### EXERCISE TASK
In the entries that follow, identify the line containing "Enumerate this screenshot's" and return it together with all later lines, exactly as they appear.

[Collected data]

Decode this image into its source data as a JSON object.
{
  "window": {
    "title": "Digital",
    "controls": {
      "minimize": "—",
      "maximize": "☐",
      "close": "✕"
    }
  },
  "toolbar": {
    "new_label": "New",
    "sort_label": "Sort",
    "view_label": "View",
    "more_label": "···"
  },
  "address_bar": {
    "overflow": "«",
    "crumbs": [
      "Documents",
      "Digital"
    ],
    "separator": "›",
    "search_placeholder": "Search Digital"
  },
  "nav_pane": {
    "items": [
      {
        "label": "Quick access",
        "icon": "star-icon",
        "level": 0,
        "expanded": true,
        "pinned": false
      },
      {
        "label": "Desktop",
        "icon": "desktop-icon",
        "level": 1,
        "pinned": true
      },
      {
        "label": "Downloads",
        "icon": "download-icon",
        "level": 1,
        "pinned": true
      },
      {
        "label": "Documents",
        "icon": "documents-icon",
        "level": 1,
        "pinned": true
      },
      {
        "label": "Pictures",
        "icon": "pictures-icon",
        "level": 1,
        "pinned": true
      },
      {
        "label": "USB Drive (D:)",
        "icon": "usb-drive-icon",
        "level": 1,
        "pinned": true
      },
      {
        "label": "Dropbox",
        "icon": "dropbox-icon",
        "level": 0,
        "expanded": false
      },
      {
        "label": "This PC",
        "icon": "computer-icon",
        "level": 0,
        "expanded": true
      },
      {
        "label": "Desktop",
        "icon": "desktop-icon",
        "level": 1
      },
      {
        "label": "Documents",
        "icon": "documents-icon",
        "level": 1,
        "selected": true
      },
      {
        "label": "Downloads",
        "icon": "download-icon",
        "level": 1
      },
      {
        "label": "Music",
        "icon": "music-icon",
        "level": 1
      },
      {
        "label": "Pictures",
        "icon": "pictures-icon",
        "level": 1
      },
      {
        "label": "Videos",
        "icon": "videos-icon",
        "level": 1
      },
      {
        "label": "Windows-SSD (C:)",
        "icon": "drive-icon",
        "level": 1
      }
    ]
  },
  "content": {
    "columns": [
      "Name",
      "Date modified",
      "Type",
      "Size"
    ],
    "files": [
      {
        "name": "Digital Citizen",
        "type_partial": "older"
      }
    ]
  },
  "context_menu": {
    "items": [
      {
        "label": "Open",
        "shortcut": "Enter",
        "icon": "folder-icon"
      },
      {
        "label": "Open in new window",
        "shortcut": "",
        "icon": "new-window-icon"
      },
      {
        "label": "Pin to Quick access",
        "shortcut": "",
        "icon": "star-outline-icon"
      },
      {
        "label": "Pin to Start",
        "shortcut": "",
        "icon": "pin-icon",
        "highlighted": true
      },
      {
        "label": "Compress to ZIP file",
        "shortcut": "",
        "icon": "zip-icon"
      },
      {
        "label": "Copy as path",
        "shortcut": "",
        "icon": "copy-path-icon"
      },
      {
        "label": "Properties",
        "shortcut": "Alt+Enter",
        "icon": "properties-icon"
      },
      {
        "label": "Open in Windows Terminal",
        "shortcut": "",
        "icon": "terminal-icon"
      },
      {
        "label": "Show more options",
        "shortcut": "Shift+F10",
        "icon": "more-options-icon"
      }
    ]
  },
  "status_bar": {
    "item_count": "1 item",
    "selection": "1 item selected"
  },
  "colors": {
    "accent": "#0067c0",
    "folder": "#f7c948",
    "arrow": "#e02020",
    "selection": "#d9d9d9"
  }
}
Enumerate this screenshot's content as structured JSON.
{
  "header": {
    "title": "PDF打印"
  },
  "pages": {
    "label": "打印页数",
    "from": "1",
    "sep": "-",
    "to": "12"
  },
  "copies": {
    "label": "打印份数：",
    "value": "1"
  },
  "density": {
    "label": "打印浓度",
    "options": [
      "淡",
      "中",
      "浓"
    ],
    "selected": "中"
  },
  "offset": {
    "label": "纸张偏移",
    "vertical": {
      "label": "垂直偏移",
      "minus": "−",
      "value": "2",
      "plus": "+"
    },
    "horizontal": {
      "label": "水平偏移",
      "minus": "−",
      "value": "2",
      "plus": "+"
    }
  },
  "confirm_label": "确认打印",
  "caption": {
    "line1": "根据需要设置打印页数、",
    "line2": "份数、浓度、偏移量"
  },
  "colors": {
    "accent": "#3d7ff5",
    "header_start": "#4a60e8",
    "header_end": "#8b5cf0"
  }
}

### COMPLETE RESPONSE
Enumerate this screenshot's content as structured JSON.
{
  "header": {
    "title": "PDF打印"
  },
  "pages": {
    "label": "打印页数",
    "from": "1",
    "sep": "-",
    "to": "12"
  },
  "copies": {
    "label": "打印份数：",
    "value": "1"
  },
  "density": {
    "label": "打印浓度",
    "options": [
      "淡",
      "中",
      "浓"
    ],
    "selected": "中"
  },
  "offset": {
    "label": "纸张偏移",
    "vertical": {
      "label": "垂直偏移",
      "minus": "−",
      "value": "2",
      "plus": "+"
    },
    "horizontal": {
      "label": "水平偏移",
      "minus": "−",
      "value": "2",
      "plus": "+"
    }
  },
  "confirm_label": "确认打印",
  "caption": {
    "line1": "根据需要设置打印页数、",
    "line2": "份数、浓度、偏移量"
  },
  "colors": {
    "accent": "#3d7ff5",
    "header_start": "#4a60e8",
    "header_end": "#8b5cf0"
  }
}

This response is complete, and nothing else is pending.